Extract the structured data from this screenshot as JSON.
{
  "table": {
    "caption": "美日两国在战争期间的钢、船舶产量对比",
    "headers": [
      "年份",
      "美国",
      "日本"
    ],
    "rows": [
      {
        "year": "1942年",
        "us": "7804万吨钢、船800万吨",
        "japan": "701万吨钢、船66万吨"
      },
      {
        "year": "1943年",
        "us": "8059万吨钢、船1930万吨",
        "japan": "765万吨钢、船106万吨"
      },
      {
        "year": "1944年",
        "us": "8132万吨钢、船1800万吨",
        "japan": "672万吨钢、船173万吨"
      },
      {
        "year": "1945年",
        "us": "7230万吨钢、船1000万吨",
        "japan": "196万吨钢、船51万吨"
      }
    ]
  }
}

================================

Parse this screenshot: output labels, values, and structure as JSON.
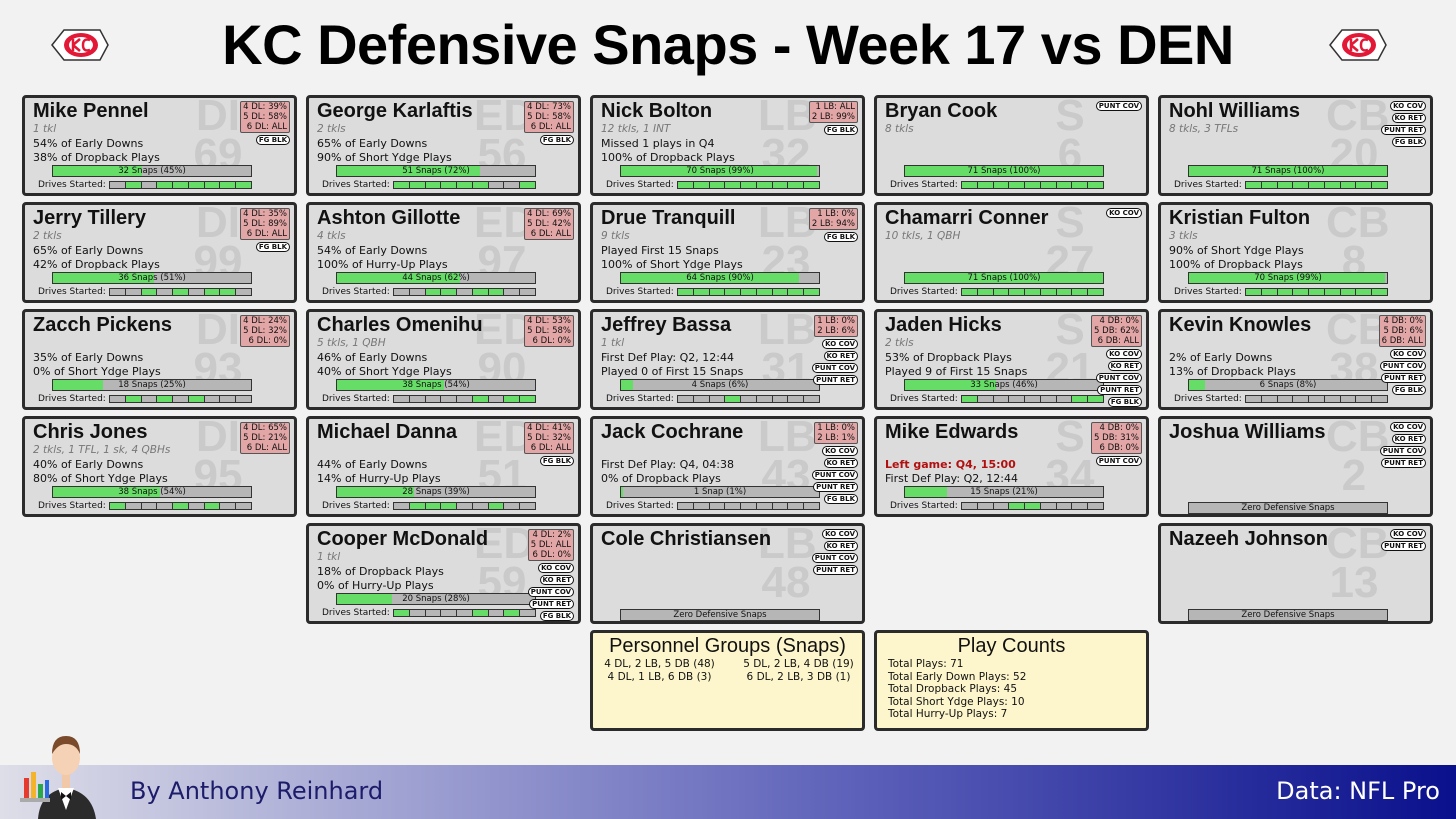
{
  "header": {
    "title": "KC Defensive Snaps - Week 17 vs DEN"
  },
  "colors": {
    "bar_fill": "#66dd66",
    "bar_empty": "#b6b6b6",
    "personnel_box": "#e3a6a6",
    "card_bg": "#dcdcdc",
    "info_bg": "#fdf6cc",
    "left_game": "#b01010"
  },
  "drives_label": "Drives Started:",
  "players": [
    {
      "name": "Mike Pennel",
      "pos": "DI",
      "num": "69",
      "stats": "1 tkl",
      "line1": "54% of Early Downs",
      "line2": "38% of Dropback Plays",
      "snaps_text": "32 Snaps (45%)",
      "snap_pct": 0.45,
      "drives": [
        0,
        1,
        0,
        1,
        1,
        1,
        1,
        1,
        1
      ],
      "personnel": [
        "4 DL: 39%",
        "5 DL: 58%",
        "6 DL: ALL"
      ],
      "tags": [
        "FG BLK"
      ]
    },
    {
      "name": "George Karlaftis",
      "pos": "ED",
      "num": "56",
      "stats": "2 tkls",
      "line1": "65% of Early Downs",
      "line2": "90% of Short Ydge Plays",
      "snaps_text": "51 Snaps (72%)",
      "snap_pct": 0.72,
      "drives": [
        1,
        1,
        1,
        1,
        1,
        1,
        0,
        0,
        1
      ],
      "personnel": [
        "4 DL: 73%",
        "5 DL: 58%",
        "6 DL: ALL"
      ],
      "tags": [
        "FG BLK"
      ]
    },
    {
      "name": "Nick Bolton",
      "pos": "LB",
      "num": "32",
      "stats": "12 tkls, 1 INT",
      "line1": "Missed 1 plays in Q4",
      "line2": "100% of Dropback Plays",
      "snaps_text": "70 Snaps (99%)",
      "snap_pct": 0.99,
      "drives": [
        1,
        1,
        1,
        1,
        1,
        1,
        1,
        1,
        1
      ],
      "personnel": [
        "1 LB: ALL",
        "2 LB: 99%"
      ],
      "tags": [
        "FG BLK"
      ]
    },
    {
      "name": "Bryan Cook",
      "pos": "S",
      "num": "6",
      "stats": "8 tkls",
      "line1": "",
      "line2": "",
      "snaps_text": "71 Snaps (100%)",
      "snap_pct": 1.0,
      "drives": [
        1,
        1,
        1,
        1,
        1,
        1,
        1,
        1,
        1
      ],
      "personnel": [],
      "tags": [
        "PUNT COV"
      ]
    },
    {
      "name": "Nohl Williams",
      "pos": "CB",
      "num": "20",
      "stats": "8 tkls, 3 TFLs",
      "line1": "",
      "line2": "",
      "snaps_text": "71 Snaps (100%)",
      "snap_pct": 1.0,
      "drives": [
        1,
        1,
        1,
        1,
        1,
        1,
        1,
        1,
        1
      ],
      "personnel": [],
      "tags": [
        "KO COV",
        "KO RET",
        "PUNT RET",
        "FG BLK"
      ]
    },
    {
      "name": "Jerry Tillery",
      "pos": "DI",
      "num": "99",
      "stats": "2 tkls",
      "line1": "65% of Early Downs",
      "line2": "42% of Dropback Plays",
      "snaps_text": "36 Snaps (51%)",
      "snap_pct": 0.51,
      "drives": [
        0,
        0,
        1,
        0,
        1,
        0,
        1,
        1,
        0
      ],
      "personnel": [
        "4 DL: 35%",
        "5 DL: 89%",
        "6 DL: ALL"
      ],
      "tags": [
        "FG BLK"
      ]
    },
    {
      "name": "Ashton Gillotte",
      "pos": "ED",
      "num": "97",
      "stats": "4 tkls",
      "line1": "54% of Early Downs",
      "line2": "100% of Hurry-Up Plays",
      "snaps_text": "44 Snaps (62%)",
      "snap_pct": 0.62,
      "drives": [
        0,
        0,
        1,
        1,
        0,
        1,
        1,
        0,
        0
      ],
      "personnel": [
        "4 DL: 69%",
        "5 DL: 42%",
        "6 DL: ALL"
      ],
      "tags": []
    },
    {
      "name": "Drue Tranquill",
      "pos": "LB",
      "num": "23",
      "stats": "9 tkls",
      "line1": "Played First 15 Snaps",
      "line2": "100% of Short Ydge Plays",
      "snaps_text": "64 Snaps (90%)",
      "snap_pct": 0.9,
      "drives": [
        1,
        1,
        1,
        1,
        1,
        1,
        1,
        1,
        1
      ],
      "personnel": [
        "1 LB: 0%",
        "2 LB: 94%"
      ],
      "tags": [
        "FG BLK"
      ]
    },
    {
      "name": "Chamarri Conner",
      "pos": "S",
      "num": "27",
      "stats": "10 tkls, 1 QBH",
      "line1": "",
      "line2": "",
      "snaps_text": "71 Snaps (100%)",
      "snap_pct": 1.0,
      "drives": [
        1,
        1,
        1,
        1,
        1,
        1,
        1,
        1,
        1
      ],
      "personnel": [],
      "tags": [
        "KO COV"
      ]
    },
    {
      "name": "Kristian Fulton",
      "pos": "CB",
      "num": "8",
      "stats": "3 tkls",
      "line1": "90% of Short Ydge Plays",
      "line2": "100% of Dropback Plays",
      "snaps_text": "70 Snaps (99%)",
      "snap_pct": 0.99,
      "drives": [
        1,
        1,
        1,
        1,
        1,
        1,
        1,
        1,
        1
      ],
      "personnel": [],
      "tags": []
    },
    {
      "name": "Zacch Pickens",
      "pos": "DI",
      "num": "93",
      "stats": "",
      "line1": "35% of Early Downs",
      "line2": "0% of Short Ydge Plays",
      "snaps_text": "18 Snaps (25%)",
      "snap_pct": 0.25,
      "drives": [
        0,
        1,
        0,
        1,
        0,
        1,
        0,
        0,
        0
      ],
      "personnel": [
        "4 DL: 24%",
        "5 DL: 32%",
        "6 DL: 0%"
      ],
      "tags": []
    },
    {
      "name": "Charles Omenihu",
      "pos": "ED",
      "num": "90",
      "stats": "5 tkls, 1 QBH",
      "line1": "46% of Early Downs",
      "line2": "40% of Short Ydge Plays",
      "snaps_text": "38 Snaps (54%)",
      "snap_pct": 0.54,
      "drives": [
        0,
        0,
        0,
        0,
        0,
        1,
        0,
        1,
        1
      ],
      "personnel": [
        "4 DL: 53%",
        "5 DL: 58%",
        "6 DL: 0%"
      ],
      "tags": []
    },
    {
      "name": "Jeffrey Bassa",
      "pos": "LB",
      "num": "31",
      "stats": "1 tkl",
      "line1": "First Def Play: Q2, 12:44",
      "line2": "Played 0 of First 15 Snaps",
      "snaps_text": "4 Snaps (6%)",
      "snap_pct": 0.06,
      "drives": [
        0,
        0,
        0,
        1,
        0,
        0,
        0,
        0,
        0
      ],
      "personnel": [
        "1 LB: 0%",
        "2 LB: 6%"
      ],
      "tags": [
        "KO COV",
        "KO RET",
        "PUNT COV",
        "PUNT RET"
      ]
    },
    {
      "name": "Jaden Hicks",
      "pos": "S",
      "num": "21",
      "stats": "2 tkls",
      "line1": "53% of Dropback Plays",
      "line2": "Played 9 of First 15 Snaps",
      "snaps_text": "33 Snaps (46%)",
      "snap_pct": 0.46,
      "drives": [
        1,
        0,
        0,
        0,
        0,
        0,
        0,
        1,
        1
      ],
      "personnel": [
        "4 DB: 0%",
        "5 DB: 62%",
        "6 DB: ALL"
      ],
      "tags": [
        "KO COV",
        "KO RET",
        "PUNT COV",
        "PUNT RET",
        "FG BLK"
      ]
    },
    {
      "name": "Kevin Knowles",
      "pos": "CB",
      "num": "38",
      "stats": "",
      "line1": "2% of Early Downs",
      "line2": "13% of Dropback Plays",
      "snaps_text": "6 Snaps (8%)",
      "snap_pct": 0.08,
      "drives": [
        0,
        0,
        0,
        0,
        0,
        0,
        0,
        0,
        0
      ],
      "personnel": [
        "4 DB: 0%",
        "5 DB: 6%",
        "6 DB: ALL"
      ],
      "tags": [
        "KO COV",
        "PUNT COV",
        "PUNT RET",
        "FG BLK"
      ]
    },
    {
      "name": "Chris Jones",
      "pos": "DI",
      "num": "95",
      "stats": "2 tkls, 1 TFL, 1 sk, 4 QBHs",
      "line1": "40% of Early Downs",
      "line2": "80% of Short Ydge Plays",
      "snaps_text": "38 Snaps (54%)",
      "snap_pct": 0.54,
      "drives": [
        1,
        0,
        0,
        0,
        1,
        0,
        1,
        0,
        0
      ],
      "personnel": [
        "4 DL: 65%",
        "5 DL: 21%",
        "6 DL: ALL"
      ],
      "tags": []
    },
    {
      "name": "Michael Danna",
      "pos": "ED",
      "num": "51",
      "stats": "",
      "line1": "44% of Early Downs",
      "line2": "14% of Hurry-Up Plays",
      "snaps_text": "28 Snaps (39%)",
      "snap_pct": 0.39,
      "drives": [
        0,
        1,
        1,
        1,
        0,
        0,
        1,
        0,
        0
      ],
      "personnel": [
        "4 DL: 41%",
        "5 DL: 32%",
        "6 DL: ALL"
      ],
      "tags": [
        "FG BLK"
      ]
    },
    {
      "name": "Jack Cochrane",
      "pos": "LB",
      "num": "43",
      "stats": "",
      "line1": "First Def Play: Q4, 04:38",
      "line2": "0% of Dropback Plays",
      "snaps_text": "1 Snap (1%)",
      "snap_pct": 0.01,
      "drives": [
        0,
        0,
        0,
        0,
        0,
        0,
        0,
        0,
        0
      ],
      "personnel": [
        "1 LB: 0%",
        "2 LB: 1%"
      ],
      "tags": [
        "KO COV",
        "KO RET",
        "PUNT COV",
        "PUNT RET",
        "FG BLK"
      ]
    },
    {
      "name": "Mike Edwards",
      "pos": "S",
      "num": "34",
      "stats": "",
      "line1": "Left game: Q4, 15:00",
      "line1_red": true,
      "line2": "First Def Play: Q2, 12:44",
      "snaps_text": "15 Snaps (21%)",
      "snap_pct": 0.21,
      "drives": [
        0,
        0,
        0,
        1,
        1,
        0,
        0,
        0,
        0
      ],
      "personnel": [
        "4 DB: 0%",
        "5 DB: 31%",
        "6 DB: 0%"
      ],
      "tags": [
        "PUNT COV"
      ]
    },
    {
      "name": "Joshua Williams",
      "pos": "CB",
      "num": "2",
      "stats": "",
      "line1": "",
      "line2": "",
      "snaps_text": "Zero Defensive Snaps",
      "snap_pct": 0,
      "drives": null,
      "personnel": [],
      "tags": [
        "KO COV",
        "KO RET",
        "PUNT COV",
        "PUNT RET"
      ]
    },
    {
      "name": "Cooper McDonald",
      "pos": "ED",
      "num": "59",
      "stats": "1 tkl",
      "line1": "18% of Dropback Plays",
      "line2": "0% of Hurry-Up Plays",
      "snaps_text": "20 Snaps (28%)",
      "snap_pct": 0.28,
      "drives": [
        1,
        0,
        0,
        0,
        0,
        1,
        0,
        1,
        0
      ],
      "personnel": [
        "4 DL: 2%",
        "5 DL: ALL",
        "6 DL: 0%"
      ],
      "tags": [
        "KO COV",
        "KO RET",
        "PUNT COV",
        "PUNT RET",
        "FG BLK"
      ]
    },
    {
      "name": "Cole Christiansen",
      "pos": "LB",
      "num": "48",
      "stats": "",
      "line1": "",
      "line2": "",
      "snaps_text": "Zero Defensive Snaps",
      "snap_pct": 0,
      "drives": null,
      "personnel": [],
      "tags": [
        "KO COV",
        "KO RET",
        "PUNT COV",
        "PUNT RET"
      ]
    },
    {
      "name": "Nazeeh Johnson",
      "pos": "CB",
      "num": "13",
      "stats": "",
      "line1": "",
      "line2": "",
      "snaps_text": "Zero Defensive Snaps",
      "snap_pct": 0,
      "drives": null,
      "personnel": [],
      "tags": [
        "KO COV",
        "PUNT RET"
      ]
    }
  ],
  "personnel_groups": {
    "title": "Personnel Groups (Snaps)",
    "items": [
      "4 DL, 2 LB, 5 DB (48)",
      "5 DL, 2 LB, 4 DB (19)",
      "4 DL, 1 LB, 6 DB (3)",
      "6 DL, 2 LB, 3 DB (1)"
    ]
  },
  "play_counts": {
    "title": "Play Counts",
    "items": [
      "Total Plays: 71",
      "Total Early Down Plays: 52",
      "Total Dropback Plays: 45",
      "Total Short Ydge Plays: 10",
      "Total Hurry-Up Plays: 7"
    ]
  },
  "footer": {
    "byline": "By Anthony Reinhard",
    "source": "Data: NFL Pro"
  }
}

================================

■ AIM OF THE EXERCISE ■
Which lines contain "Short"? Show each of them.

■ OUTPUT FOR THIS TASK ■
      "line2": "90% of Short Ydge Plays",
      "line2": "100% of Short Ydge Plays",
      "line1": "90% of Short Ydge Plays",
      "line2": "0% of Short Ydge Plays",
      "line2": "40% of Short Ydge Plays",
      "line2": "80% of Short Ydge Plays",
      "Total Short Ydge Plays: 10",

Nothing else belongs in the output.